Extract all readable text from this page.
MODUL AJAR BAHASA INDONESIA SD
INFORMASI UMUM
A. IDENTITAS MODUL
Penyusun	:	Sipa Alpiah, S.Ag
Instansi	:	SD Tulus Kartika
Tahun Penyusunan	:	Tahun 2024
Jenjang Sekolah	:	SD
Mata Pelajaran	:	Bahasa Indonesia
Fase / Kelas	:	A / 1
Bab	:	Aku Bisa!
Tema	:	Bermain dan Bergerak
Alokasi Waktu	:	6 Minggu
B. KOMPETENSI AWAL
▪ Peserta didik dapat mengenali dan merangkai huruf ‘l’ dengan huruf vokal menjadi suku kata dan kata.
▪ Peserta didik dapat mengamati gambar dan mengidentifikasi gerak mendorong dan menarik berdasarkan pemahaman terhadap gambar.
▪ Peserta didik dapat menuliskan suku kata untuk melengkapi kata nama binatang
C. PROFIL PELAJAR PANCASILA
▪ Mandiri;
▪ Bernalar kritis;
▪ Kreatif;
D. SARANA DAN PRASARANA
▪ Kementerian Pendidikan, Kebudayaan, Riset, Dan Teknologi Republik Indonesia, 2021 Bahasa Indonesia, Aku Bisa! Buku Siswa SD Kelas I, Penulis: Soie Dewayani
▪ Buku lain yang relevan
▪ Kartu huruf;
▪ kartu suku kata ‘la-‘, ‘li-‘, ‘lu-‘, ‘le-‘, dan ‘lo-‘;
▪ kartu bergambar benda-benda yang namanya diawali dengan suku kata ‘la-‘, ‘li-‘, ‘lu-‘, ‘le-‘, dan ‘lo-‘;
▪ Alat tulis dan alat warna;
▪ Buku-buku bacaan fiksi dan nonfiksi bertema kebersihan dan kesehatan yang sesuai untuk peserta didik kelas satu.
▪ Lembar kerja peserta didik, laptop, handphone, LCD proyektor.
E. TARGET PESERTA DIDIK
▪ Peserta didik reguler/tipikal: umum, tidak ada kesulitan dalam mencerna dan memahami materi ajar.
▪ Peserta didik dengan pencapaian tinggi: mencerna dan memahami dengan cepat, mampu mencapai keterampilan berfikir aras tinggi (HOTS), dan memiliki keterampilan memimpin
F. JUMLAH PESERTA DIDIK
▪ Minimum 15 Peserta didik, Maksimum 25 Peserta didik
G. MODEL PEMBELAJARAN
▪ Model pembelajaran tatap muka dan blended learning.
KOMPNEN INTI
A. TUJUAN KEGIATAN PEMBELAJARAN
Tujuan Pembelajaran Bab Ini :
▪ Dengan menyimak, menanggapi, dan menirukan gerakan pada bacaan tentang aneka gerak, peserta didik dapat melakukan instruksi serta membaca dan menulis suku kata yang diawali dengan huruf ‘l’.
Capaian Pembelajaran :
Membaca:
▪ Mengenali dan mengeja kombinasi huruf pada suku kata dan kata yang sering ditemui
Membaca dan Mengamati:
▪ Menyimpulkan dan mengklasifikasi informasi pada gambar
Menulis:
· · · ·
(STATED TASK)
Copy each record from above without leaving any out.

(COMPLETE ANSWER)
Extract all readable text from this page.
MODUL AJAR BAHASA INDONESIA SD
INFORMASI UMUM
A. IDENTITAS MODUL
Penyusun	:	Sipa Alpiah, S.Ag
Instansi	:	SD Tulus Kartika
Tahun Penyusunan	:	Tahun 2024
Jenjang Sekolah	:	SD
Mata Pelajaran	:	Bahasa Indonesia
Fase / Kelas	:	A / 1
Bab	:	Aku Bisa!
Tema	:	Bermain dan Bergerak
Alokasi Waktu	:	6 Minggu
B. KOMPETENSI AWAL
▪ Peserta didik dapat mengenali dan merangkai huruf ‘l’ dengan huruf vokal menjadi suku kata dan kata.
▪ Peserta didik dapat mengamati gambar dan mengidentifikasi gerak mendorong dan menarik berdasarkan pemahaman terhadap gambar.
▪ Peserta didik dapat menuliskan suku kata untuk melengkapi kata nama binatang
C. PROFIL PELAJAR PANCASILA
▪ Mandiri;
▪ Bernalar kritis;
▪ Kreatif;
D. SARANA DAN PRASARANA
▪ Kementerian Pendidikan, Kebudayaan, Riset, Dan Teknologi Republik Indonesia, 2021 Bahasa Indonesia, Aku Bisa! Buku Siswa SD Kelas I, Penulis: Soie Dewayani
▪ Buku lain yang relevan
▪ Kartu huruf;
▪ kartu suku kata ‘la-‘, ‘li-‘, ‘lu-‘, ‘le-‘, dan ‘lo-‘;
▪ kartu bergambar benda-benda yang namanya diawali dengan suku kata ‘la-‘, ‘li-‘, ‘lu-‘, ‘le-‘, dan ‘lo-‘;
▪ Alat tulis dan alat warna;
▪ Buku-buku bacaan fiksi dan nonfiksi bertema kebersihan dan kesehatan yang sesuai untuk peserta didik kelas satu.
▪ Lembar kerja peserta didik, laptop, handphone, LCD proyektor.
E. TARGET PESERTA DIDIK
▪ Peserta didik reguler/tipikal: umum, tidak ada kesulitan dalam mencerna dan memahami materi ajar.
▪ Peserta didik dengan pencapaian tinggi: mencerna dan memahami dengan cepat, mampu mencapai keterampilan berfikir aras tinggi (HOTS), dan memiliki keterampilan memimpin
F. JUMLAH PESERTA DIDIK
▪ Minimum 15 Peserta didik, Maksimum 25 Peserta didik
G. MODEL PEMBELAJARAN
▪ Model pembelajaran tatap muka dan blended learning.
KOMPNEN INTI
A. TUJUAN KEGIATAN PEMBELAJARAN
Tujuan Pembelajaran Bab Ini :
▪ Dengan menyimak, menanggapi, dan menirukan gerakan pada bacaan tentang aneka gerak, peserta didik dapat melakukan instruksi serta membaca dan menulis suku kata yang diawali dengan huruf ‘l’.
Capaian Pembelajaran :
Membaca:
▪ Mengenali dan mengeja kombinasi huruf pada suku kata dan kata yang sering ditemui
Membaca dan Mengamati:
▪ Menyimpulkan dan mengklasifikasi informasi pada gambar
Menulis:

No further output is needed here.